BEGIN Entries

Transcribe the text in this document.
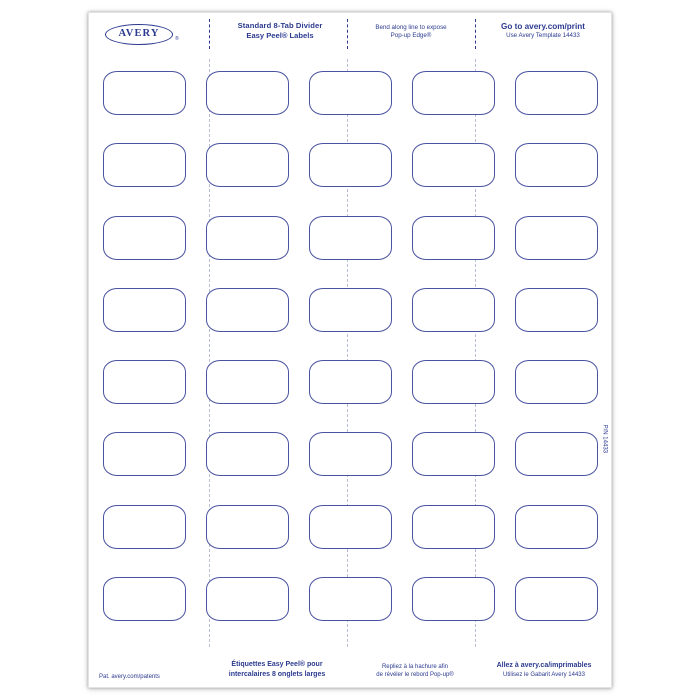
AVERY	®
Standard 8-Tab Divider
Easy Peel® Labels
Bend along line to expose
Pop-up Edge®
Go to avery.com/print
Use Avery Template 14433
P/N 14433
Pat. avery.com/patents
Étiquettes Easy Peel® pour
intercalaires 8 onglets larges
Repliez à la hachure afin
de révéler le rebord Pop-up®
Allez à avery.ca/imprimables
Utilisez le Gabarit Avery 14433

END Entries

__Exercise prompt__
Take the records above and transcribe them exactly, dropping every picture.

__The reply__
Transcribe the text in this document.
AVERY	®
Standard 8-Tab Divider
Easy Peel® Labels
Bend along line to expose
Pop-up Edge®
Go to avery.com/print
Use Avery Template 14433
P/N 14433
Pat. avery.com/patents
Étiquettes Easy Peel® pour
intercalaires 8 onglets larges
Repliez à la hachure afin
de révéler le rebord Pop-up®
Allez à avery.ca/imprimables
Utilisez le Gabarit Avery 14433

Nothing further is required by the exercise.